→ **Job**
Search the records for the word "Intranet" and report each line that has it.

Collected data entries
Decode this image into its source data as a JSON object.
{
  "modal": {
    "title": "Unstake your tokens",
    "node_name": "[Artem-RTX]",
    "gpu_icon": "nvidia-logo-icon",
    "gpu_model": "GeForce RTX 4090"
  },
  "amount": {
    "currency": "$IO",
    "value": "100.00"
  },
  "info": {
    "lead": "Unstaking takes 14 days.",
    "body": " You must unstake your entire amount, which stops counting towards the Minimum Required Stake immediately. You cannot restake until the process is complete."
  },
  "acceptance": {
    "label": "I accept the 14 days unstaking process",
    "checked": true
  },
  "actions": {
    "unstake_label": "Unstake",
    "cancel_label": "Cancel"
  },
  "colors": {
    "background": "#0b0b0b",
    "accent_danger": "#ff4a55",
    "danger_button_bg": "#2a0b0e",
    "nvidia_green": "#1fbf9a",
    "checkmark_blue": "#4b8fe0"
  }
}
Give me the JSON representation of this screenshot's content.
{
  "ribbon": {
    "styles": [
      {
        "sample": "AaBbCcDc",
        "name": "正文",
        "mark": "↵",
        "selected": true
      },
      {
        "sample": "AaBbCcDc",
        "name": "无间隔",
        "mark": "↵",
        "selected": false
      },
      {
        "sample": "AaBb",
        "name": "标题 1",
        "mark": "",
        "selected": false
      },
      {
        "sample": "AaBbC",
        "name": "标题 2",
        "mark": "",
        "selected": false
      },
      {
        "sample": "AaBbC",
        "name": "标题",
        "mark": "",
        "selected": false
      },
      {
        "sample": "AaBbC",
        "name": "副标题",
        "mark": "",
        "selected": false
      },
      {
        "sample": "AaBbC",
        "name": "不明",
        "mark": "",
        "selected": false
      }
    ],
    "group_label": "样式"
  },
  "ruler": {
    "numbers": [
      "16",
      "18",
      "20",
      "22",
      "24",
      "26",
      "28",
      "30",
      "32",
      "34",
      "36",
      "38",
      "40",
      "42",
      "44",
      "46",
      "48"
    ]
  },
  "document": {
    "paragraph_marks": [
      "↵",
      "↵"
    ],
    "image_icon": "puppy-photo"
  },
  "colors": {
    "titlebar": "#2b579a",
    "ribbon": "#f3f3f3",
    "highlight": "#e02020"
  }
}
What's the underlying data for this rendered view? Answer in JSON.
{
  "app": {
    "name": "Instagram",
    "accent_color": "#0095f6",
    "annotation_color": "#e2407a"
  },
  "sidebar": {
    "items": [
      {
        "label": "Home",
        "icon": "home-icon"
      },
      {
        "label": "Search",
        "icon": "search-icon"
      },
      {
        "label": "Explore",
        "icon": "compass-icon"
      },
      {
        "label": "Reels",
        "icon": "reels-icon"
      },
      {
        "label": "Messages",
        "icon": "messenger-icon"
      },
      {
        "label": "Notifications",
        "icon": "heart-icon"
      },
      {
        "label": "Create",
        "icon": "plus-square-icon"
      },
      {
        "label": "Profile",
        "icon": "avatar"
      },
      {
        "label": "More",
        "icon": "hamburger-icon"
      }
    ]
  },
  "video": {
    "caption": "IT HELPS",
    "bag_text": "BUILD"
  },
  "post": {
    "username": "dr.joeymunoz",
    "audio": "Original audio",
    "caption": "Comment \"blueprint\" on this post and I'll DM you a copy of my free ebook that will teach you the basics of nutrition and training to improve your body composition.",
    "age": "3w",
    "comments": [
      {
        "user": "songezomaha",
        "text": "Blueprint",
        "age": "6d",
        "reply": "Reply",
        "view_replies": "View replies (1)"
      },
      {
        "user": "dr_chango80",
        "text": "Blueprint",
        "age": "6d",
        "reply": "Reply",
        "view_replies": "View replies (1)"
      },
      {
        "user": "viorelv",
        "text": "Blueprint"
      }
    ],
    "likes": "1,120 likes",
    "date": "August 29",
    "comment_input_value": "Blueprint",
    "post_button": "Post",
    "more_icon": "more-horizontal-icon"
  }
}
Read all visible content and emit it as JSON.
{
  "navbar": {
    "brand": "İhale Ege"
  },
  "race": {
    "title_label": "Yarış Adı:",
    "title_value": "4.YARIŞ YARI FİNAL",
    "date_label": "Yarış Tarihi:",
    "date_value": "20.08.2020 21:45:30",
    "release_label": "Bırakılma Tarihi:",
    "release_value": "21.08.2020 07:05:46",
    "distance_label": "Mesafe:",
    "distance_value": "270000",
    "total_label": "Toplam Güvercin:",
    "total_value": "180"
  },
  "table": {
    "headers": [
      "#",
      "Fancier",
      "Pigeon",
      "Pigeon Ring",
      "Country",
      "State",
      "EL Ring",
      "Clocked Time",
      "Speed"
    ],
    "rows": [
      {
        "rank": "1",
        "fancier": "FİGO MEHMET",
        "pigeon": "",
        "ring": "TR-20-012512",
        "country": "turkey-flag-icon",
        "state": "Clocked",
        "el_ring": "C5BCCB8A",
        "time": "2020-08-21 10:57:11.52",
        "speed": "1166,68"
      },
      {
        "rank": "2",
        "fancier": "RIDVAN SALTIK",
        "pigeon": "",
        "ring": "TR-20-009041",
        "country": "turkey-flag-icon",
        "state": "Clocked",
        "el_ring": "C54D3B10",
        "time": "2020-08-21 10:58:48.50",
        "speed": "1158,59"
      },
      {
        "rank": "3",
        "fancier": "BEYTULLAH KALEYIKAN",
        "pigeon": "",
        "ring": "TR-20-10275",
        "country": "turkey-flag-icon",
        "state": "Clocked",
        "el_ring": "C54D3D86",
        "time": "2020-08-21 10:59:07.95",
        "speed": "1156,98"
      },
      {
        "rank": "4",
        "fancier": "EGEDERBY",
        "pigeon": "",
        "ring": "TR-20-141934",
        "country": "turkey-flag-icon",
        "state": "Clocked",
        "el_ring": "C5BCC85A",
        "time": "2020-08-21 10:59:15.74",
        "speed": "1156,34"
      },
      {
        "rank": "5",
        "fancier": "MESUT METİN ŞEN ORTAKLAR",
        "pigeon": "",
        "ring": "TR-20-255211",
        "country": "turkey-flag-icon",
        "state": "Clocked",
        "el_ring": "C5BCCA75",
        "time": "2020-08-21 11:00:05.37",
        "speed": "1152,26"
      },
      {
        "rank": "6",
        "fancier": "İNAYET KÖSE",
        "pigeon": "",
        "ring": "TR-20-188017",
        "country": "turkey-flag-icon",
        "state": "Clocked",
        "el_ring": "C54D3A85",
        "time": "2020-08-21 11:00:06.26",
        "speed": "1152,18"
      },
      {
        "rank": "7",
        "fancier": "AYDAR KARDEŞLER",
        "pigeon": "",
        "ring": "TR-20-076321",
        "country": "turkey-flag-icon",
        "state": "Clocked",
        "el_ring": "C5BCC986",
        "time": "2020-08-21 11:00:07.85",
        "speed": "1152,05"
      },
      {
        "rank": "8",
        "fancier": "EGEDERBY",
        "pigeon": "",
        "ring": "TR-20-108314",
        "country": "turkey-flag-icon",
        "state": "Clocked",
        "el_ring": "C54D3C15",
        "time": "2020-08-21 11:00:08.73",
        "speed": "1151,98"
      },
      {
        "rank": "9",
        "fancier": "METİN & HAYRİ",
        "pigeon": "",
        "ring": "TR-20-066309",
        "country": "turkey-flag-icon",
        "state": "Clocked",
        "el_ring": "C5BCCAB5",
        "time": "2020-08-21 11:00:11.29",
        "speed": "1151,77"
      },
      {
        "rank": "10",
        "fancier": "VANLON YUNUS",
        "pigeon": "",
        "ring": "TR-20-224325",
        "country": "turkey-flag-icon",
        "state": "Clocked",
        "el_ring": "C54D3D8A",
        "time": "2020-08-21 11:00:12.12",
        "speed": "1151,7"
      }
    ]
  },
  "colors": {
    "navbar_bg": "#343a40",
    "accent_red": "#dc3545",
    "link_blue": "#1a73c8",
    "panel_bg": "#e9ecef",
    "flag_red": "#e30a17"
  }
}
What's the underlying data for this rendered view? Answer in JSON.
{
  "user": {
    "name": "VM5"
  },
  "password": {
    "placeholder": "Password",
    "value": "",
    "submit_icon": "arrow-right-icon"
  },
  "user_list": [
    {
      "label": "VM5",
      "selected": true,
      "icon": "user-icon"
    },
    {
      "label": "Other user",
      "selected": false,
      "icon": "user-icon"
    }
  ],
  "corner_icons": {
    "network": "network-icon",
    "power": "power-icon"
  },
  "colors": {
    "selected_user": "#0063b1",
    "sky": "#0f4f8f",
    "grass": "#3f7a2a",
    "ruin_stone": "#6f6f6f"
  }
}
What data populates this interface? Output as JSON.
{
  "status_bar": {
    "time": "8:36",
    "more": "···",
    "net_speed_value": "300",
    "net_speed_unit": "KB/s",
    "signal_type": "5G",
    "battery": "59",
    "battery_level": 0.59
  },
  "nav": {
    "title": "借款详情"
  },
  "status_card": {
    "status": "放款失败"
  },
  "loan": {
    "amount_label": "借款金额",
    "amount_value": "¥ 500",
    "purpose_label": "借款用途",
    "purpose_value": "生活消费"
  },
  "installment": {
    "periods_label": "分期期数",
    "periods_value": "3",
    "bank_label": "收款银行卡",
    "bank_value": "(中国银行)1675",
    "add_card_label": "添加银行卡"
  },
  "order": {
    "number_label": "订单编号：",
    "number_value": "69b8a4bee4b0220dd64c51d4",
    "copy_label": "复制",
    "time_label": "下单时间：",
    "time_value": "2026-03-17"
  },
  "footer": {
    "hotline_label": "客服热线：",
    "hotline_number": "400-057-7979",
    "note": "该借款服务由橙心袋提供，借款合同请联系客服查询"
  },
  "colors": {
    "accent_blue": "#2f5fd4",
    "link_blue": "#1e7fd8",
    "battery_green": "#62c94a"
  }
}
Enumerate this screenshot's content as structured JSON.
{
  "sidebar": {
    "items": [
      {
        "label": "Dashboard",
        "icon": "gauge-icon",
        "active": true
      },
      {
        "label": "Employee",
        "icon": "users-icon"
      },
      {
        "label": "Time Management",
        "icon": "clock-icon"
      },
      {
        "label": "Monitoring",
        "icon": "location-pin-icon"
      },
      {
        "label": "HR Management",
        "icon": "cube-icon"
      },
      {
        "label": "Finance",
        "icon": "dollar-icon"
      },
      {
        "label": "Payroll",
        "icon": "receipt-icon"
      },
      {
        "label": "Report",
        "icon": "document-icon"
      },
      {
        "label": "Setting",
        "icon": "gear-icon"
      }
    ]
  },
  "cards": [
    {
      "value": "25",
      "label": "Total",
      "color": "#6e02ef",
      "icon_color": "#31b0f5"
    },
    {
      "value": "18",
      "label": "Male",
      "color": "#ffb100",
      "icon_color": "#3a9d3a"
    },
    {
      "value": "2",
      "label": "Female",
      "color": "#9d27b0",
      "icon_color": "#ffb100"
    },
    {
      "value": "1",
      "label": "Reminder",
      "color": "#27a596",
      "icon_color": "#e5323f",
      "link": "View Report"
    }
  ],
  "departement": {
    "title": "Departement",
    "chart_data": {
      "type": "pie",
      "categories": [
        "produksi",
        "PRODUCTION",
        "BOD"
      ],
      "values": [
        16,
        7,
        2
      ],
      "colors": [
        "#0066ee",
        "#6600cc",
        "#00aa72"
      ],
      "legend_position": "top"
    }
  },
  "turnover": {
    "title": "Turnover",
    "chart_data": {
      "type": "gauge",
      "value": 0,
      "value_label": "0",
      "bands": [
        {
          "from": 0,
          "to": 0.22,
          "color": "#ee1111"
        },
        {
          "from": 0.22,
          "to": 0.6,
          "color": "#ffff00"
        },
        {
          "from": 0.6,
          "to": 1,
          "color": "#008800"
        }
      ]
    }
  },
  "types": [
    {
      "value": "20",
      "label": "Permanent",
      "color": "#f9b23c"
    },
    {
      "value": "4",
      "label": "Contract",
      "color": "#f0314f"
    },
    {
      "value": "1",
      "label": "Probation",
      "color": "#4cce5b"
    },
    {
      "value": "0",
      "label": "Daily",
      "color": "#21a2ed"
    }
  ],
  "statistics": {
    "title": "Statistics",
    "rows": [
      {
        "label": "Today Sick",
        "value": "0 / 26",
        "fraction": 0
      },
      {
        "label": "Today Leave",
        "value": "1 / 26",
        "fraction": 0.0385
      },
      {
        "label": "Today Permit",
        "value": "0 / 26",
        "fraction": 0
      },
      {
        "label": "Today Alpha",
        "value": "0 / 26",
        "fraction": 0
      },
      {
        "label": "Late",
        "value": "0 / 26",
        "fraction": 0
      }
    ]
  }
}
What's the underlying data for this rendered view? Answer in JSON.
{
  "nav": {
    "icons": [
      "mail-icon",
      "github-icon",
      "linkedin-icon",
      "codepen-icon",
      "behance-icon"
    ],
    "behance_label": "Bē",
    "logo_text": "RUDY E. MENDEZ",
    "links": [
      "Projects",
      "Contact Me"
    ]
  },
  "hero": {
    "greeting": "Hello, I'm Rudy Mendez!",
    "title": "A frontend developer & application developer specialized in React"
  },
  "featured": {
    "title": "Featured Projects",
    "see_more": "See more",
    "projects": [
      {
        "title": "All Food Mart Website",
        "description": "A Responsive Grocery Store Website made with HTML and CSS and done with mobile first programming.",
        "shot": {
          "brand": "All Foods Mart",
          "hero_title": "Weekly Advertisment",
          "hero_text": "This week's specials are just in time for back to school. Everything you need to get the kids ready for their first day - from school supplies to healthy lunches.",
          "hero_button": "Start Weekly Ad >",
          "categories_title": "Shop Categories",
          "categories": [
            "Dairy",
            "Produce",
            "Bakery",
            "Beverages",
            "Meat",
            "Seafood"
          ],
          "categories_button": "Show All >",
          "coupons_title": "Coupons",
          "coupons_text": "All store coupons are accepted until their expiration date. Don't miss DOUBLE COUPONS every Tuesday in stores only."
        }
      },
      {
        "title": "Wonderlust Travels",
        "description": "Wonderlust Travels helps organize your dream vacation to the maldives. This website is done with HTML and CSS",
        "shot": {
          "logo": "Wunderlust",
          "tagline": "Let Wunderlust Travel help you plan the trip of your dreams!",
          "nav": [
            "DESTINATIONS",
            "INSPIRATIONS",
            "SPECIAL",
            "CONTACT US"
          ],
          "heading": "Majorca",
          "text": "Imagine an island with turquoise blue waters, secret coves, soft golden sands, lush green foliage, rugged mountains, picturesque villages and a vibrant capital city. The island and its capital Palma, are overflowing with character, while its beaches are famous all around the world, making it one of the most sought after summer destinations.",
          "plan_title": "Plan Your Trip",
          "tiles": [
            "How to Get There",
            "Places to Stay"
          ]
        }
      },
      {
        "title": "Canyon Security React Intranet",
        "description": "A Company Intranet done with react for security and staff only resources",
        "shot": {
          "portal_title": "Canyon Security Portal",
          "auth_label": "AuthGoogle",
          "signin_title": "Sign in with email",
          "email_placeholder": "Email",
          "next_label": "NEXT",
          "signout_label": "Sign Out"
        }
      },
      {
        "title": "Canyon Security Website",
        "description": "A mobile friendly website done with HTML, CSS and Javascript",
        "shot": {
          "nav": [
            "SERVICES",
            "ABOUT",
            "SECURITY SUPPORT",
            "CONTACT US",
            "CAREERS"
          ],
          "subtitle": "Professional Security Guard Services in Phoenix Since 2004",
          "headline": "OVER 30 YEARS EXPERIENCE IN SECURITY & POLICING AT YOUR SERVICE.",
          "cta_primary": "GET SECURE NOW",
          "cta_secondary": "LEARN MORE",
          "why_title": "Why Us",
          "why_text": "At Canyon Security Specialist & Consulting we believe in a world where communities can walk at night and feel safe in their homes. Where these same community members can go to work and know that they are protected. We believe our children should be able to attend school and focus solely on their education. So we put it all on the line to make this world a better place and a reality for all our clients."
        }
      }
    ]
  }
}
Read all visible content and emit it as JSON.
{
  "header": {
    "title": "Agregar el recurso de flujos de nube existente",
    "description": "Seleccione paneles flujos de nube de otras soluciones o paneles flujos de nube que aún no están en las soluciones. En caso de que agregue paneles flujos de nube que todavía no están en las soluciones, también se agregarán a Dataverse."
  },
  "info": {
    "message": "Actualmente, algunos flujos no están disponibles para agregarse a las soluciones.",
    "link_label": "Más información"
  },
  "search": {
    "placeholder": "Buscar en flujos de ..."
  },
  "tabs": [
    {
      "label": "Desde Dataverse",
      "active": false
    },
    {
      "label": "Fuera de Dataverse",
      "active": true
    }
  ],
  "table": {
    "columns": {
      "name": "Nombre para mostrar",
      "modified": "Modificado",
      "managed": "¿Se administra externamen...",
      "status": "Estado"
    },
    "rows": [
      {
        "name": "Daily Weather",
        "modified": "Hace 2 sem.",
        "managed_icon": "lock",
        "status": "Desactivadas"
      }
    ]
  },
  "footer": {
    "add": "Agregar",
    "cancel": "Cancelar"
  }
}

→ **Correct response**
        "title": "Canyon Security React Intranet",
        "description": "A Company Intranet done with react for security and staff only resources",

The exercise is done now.